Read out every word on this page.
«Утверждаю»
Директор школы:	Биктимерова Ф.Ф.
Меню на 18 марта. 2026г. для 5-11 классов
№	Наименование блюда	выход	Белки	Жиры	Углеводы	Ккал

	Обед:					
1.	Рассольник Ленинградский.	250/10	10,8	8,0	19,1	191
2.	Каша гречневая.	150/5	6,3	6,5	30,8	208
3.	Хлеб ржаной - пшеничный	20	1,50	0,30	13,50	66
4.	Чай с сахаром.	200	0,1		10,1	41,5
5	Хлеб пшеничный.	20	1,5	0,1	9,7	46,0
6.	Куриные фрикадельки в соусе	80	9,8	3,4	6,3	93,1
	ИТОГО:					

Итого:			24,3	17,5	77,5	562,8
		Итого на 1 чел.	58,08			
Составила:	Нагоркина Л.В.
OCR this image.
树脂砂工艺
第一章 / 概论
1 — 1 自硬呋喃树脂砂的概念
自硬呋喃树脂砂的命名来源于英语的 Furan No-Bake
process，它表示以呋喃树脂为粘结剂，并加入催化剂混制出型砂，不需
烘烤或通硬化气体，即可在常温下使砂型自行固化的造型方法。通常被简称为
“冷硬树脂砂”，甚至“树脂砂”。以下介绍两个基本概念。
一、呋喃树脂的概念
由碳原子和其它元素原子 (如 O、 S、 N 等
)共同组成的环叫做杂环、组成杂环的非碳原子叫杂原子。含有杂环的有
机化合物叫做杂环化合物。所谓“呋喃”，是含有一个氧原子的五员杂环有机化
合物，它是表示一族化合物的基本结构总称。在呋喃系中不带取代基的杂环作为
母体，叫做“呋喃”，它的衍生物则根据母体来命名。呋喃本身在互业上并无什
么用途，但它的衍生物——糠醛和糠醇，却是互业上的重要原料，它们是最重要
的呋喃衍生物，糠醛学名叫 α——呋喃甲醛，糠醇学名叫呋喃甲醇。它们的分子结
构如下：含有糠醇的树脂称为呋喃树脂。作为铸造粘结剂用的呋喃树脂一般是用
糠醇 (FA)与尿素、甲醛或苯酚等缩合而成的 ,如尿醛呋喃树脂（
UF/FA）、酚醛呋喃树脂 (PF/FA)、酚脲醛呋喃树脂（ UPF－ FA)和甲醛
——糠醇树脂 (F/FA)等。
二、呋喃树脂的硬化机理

━━━━━━━━━━━━━━━━━━━━━━━━━━━━━━

● **EXERCISE GOAL**:
Write down the full listing again, exactly.

● **REPLY**:
Read out every word on this page.
«Утверждаю»
Директор школы:	Биктимерова Ф.Ф.
Меню на 18 марта. 2026г. для 5-11 классов
№	Наименование блюда	выход	Белки	Жиры	Углеводы	Ккал

	Обед:					
1.	Рассольник Ленинградский.	250/10	10,8	8,0	19,1	191
2.	Каша гречневая.	150/5	6,3	6,5	30,8	208
3.	Хлеб ржаной - пшеничный	20	1,50	0,30	13,50	66
4.	Чай с сахаром.	200	0,1		10,1	41,5
5	Хлеб пшеничный.	20	1,5	0,1	9,7	46,0
6.	Куриные фрикадельки в соусе	80	9,8	3,4	6,3	93,1
	ИТОГО:					

Итого:			24,3	17,5	77,5	562,8
		Итого на 1 чел.	58,08			
Составила:	Нагоркина Л.В.
OCR this image.
树脂砂工艺
第一章 / 概论
1 — 1 自硬呋喃树脂砂的概念
自硬呋喃树脂砂的命名来源于英语的 Furan No-Bake
process，它表示以呋喃树脂为粘结剂，并加入催化剂混制出型砂，不需
烘烤或通硬化气体，即可在常温下使砂型自行固化的造型方法。通常被简称为
“冷硬树脂砂”，甚至“树脂砂”。以下介绍两个基本概念。
一、呋喃树脂的概念
由碳原子和其它元素原子 (如 O、 S、 N 等
)共同组成的环叫做杂环、组成杂环的非碳原子叫杂原子。含有杂环的有
机化合物叫做杂环化合物。所谓“呋喃”，是含有一个氧原子的五员杂环有机化
合物，它是表示一族化合物的基本结构总称。在呋喃系中不带取代基的杂环作为
母体，叫做“呋喃”，它的衍生物则根据母体来命名。呋喃本身在互业上并无什
么用途，但它的衍生物——糠醛和糠醇，却是互业上的重要原料，它们是最重要
的呋喃衍生物，糠醛学名叫 α——呋喃甲醛，糠醇学名叫呋喃甲醇。它们的分子结
构如下：含有糠醇的树脂称为呋喃树脂。作为铸造粘结剂用的呋喃树脂一般是用
糠醇 (FA)与尿素、甲醛或苯酚等缩合而成的 ,如尿醛呋喃树脂（
UF/FA）、酚醛呋喃树脂 (PF/FA)、酚脲醛呋喃树脂（ UPF－ FA)和甲醛
——糠醇树脂 (F/FA)等。
二、呋喃树脂的硬化机理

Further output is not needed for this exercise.